▶ _REQUIRED WORK_
Count the lines below that contain "Untitled". Give only the number.

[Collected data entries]
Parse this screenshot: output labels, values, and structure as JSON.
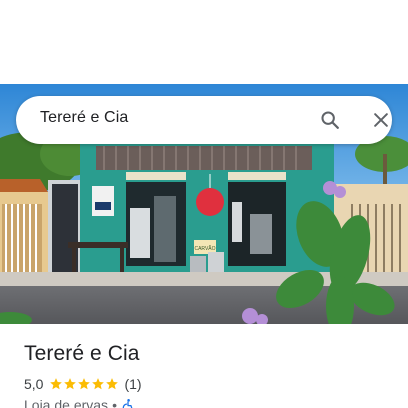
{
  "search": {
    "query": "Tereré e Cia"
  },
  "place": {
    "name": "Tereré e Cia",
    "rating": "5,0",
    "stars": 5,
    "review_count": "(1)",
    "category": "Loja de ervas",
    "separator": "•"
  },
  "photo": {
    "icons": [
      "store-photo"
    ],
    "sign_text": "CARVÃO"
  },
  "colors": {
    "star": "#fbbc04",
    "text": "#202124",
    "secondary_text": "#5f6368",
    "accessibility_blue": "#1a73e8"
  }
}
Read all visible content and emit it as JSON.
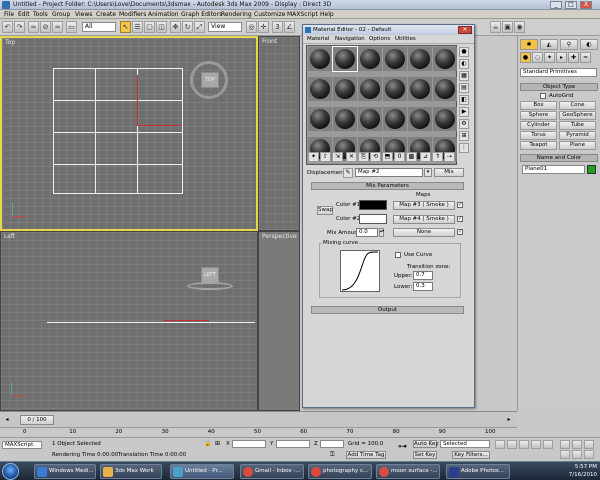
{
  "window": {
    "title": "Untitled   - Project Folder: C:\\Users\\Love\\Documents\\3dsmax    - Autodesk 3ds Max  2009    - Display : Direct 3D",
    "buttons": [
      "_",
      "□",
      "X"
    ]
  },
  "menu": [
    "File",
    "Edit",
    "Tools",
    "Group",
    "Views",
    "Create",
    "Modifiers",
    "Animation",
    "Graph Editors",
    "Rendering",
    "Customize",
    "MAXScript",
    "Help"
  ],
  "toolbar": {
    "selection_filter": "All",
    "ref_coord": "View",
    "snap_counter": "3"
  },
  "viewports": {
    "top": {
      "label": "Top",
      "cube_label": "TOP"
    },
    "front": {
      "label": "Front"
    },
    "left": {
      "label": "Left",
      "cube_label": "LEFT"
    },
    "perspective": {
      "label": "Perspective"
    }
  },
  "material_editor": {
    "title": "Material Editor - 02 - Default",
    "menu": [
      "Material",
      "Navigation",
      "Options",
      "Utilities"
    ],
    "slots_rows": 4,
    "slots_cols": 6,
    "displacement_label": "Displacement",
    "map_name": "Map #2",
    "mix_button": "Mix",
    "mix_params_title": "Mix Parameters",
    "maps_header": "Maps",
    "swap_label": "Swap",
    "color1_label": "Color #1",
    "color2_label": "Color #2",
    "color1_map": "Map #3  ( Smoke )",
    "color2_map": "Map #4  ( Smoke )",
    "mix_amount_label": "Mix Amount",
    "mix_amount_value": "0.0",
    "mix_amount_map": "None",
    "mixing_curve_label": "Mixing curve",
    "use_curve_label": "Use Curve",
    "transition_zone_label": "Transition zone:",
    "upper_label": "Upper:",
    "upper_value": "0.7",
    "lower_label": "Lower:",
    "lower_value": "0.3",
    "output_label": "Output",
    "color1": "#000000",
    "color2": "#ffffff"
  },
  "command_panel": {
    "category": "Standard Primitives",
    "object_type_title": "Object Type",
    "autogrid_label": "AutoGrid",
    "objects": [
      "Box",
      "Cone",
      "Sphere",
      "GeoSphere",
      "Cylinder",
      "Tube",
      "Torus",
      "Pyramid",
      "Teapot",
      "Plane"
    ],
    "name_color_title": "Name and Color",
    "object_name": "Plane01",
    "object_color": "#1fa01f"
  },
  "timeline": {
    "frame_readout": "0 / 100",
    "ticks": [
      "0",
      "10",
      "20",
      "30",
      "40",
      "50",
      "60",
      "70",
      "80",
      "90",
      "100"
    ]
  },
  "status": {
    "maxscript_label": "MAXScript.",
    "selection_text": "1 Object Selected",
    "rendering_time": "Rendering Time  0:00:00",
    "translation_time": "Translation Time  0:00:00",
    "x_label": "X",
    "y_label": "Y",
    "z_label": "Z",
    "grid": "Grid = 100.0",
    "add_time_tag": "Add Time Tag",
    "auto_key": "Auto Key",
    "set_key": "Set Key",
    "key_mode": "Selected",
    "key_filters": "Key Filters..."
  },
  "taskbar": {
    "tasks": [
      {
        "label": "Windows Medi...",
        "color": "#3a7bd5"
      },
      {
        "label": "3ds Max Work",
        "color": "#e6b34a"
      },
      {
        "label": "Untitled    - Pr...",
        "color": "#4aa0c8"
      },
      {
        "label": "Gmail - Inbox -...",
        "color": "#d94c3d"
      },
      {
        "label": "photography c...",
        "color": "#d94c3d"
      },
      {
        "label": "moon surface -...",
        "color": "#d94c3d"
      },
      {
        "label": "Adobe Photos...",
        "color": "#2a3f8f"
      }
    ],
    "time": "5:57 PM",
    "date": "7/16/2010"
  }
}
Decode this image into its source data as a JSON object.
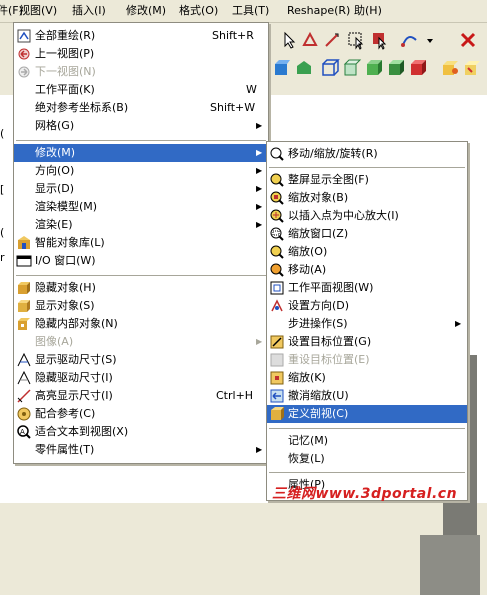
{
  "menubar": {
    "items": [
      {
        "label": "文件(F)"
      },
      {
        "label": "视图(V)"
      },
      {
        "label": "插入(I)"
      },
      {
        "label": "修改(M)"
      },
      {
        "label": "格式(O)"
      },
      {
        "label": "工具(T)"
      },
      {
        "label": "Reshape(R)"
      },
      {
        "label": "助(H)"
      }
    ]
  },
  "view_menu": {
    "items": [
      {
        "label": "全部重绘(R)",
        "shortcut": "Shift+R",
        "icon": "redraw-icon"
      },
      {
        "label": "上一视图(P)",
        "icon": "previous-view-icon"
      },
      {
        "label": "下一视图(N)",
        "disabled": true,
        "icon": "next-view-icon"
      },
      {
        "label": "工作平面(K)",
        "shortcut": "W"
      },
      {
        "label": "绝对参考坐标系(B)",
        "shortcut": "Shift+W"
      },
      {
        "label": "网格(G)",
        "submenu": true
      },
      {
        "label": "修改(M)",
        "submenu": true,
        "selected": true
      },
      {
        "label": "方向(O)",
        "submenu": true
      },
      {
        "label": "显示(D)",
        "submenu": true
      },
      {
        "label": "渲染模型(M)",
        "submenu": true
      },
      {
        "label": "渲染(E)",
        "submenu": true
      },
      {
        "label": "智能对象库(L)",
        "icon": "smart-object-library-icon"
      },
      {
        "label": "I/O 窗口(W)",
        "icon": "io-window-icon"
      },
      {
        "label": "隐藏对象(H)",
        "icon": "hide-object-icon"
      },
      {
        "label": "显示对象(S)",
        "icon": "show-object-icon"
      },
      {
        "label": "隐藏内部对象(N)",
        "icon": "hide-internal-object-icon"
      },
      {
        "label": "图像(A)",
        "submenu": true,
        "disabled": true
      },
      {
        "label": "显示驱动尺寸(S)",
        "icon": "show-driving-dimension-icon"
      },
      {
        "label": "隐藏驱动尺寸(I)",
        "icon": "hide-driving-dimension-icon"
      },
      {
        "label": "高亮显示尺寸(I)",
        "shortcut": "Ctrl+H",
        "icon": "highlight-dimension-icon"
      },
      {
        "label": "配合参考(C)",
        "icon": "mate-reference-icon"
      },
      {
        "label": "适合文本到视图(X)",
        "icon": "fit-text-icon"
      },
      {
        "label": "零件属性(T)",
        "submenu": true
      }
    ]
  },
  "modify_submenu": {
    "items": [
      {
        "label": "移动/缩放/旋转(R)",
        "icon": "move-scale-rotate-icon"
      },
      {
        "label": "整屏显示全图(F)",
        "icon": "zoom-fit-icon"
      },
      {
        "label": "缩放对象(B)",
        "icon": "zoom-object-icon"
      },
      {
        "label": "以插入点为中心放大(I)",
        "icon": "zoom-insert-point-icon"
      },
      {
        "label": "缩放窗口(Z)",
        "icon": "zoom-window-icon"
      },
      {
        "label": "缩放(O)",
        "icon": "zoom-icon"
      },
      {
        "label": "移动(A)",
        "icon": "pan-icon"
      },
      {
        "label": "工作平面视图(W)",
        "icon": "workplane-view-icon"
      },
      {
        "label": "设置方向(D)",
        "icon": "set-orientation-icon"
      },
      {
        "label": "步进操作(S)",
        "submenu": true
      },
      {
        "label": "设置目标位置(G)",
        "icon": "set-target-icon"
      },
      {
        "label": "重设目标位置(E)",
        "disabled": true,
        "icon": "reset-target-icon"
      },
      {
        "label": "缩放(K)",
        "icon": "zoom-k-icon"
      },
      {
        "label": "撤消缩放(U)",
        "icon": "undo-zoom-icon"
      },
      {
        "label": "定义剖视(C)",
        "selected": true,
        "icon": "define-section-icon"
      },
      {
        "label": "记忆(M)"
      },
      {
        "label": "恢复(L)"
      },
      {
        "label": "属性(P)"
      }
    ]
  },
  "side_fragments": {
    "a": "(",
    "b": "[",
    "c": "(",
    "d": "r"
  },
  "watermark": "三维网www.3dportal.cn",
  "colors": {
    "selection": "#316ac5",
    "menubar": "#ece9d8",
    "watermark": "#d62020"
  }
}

▶ _EXERCISE SOLUTION_
2